**The task:**
Take the data below and repeat it exactly.

**The data:**
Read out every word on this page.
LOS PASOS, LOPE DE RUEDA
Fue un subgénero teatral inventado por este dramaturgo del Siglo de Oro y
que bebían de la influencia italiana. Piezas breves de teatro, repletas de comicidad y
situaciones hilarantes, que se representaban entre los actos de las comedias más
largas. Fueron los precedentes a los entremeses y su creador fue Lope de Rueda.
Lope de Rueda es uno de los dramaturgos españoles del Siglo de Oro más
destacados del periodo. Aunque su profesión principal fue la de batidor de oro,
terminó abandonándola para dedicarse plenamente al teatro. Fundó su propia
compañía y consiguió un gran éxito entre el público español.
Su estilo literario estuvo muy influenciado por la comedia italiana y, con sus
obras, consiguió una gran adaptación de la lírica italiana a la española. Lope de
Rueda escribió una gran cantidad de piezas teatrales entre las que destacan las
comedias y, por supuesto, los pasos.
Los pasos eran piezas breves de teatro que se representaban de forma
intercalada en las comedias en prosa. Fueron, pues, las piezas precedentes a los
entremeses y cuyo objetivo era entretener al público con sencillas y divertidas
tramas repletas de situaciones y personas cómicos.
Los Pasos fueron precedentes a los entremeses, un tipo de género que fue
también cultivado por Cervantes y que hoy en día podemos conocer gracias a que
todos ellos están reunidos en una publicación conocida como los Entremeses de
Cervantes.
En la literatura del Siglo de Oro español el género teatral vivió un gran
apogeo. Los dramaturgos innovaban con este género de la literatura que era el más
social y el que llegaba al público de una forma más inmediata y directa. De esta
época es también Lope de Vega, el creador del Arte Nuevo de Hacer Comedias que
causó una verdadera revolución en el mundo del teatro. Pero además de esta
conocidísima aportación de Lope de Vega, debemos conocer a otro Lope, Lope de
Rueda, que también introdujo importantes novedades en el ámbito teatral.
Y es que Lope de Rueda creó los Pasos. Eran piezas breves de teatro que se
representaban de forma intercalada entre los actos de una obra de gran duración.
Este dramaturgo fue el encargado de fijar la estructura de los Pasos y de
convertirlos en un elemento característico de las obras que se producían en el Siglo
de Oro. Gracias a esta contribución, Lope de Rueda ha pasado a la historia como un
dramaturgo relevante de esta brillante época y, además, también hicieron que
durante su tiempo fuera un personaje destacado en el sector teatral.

**Written response:**
Read out every word on this page.
LOS PASOS, LOPE DE RUEDA
Fue un subgénero teatral inventado por este dramaturgo del Siglo de Oro y
que bebían de la influencia italiana. Piezas breves de teatro, repletas de comicidad y
situaciones hilarantes, que se representaban entre los actos de las comedias más
largas. Fueron los precedentes a los entremeses y su creador fue Lope de Rueda.
Lope de Rueda es uno de los dramaturgos españoles del Siglo de Oro más
destacados del periodo. Aunque su profesión principal fue la de batidor de oro,
terminó abandonándola para dedicarse plenamente al teatro. Fundó su propia
compañía y consiguió un gran éxito entre el público español.
Su estilo literario estuvo muy influenciado por la comedia italiana y, con sus
obras, consiguió una gran adaptación de la lírica italiana a la española. Lope de
Rueda escribió una gran cantidad de piezas teatrales entre las que destacan las
comedias y, por supuesto, los pasos.
Los pasos eran piezas breves de teatro que se representaban de forma
intercalada en las comedias en prosa. Fueron, pues, las piezas precedentes a los
entremeses y cuyo objetivo era entretener al público con sencillas y divertidas
tramas repletas de situaciones y personas cómicos.
Los Pasos fueron precedentes a los entremeses, un tipo de género que fue
también cultivado por Cervantes y que hoy en día podemos conocer gracias a que
todos ellos están reunidos en una publicación conocida como los Entremeses de
Cervantes.
En la literatura del Siglo de Oro español el género teatral vivió un gran
apogeo. Los dramaturgos innovaban con este género de la literatura que era el más
social y el que llegaba al público de una forma más inmediata y directa. De esta
época es también Lope de Vega, el creador del Arte Nuevo de Hacer Comedias que
causó una verdadera revolución en el mundo del teatro. Pero además de esta
conocidísima aportación de Lope de Vega, debemos conocer a otro Lope, Lope de
Rueda, que también introdujo importantes novedades en el ámbito teatral.
Y es que Lope de Rueda creó los Pasos. Eran piezas breves de teatro que se
representaban de forma intercalada entre los actos de una obra de gran duración.
Este dramaturgo fue el encargado de fijar la estructura de los Pasos y de
convertirlos en un elemento característico de las obras que se producían en el Siglo
de Oro. Gracias a esta contribución, Lope de Rueda ha pasado a la historia como un
dramaturgo relevante de esta brillante época y, además, también hicieron que
durante su tiempo fuera un personaje destacado en el sector teatral.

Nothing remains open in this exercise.